** Start of DATASET EXTRACT **
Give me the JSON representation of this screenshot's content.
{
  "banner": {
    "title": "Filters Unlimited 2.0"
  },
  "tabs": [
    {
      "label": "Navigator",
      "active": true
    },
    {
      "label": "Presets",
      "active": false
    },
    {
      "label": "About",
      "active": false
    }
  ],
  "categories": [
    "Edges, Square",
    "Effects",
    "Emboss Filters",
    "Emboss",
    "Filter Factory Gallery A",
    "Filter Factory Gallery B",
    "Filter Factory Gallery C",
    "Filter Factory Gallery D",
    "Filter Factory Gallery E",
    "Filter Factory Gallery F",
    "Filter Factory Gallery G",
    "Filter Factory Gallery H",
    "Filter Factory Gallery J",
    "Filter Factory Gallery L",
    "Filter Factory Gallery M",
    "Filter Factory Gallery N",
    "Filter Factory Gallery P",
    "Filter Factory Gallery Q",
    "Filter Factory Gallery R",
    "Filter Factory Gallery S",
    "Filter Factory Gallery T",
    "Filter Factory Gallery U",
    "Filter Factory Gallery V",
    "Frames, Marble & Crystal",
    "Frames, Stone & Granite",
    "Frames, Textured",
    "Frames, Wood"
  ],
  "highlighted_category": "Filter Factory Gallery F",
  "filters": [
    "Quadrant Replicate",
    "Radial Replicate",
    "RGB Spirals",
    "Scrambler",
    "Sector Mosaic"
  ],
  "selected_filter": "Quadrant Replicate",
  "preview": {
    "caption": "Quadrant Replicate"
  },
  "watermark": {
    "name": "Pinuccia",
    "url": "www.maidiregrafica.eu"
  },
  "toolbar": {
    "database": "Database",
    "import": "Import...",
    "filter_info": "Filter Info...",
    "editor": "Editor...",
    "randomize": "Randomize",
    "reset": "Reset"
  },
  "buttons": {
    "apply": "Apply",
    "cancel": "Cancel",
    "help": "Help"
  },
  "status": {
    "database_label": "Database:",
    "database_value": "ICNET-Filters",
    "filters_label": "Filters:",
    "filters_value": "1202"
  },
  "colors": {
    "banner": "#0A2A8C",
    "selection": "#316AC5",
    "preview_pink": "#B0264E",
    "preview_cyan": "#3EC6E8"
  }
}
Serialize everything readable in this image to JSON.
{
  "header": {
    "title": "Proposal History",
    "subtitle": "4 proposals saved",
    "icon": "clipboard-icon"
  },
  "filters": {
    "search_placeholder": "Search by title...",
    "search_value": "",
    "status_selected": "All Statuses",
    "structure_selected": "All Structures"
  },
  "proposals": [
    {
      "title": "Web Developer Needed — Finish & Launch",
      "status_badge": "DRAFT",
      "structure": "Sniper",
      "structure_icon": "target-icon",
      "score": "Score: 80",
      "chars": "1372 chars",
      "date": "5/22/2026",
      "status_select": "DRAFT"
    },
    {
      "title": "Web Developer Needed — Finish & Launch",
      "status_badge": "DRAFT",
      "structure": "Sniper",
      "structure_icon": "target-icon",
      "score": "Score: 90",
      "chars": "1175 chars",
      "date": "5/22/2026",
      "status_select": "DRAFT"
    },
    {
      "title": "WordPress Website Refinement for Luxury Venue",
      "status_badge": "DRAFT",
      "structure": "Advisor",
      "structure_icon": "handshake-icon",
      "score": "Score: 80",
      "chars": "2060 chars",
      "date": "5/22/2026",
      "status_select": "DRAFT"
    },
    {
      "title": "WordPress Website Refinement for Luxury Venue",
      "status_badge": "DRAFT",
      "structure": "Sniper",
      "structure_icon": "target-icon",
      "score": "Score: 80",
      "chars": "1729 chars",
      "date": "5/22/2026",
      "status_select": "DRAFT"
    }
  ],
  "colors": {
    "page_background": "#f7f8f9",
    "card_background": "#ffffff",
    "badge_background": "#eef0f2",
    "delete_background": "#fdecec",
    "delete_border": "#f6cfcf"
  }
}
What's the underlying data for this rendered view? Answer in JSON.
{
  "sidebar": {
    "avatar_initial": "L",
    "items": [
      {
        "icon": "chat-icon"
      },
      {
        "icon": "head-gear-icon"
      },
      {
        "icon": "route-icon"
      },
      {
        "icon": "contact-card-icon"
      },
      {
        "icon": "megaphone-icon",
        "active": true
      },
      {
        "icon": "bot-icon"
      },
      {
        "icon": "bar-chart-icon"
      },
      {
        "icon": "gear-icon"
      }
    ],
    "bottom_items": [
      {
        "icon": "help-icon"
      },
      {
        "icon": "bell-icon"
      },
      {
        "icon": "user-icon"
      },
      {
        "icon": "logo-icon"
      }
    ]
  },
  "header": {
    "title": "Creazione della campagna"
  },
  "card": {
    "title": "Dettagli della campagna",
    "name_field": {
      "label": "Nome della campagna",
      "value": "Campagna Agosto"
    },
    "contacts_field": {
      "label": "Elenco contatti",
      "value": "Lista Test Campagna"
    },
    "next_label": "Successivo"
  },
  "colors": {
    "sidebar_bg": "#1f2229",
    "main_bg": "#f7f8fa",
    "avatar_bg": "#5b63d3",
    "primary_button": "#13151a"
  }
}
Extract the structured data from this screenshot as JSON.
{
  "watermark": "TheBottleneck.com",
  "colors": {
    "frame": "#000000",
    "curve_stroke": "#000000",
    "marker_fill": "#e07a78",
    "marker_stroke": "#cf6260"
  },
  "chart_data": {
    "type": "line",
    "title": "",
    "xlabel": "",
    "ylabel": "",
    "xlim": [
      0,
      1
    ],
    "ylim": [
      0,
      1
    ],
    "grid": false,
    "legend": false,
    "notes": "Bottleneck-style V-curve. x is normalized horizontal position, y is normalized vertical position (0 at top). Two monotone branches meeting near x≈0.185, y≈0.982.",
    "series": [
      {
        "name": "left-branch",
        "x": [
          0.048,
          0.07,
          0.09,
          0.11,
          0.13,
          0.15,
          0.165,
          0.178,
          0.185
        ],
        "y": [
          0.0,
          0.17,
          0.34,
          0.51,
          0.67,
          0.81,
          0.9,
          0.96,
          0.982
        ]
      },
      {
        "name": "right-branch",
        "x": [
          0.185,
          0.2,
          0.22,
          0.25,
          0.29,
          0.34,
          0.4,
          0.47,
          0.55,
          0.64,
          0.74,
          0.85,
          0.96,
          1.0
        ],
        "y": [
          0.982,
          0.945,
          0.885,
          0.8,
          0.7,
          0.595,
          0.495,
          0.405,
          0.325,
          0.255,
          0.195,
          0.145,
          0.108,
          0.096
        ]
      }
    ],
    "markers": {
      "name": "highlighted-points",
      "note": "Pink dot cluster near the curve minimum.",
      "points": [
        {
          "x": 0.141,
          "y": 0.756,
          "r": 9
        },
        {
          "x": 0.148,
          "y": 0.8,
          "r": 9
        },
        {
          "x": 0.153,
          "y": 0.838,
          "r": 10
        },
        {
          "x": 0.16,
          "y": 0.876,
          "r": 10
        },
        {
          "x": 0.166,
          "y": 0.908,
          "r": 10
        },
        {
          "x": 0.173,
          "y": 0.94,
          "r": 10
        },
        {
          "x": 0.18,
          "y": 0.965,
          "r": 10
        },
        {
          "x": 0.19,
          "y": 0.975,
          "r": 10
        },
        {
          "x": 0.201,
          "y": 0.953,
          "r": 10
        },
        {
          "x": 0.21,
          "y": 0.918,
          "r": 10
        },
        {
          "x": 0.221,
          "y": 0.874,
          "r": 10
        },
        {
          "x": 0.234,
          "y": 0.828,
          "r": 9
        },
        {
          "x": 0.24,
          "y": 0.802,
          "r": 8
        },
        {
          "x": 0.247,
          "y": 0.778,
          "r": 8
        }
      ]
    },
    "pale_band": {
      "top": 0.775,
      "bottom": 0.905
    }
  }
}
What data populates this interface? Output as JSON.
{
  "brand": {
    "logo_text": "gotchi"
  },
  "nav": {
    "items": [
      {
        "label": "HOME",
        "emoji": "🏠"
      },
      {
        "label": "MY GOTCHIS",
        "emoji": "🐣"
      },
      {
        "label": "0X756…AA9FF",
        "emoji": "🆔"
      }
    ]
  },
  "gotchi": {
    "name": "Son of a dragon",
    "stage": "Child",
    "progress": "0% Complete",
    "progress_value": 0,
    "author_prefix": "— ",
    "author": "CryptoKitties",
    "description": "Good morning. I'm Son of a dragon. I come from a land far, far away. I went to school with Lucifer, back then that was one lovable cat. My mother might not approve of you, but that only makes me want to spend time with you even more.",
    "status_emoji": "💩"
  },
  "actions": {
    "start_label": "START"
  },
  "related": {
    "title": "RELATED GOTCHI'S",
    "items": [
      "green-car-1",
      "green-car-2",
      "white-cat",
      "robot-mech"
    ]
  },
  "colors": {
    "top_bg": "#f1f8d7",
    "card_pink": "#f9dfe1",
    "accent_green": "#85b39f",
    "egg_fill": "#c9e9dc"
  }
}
** End of DATASET EXTRACT **
--- TASK INSTRUCTIONS ---
Pull out every line of the entries that includes the word "dragon".

--- ANSWER TO THIS PROBLEM ---
    "name": "Son of a dragon",
    "description": "Good morning. I'm Son of a dragon. I come from a land far, far away. I went to school with Lucifer, back then that was one lovable cat. My mother might not approve of you, but that only makes me want to spend time with you even more.",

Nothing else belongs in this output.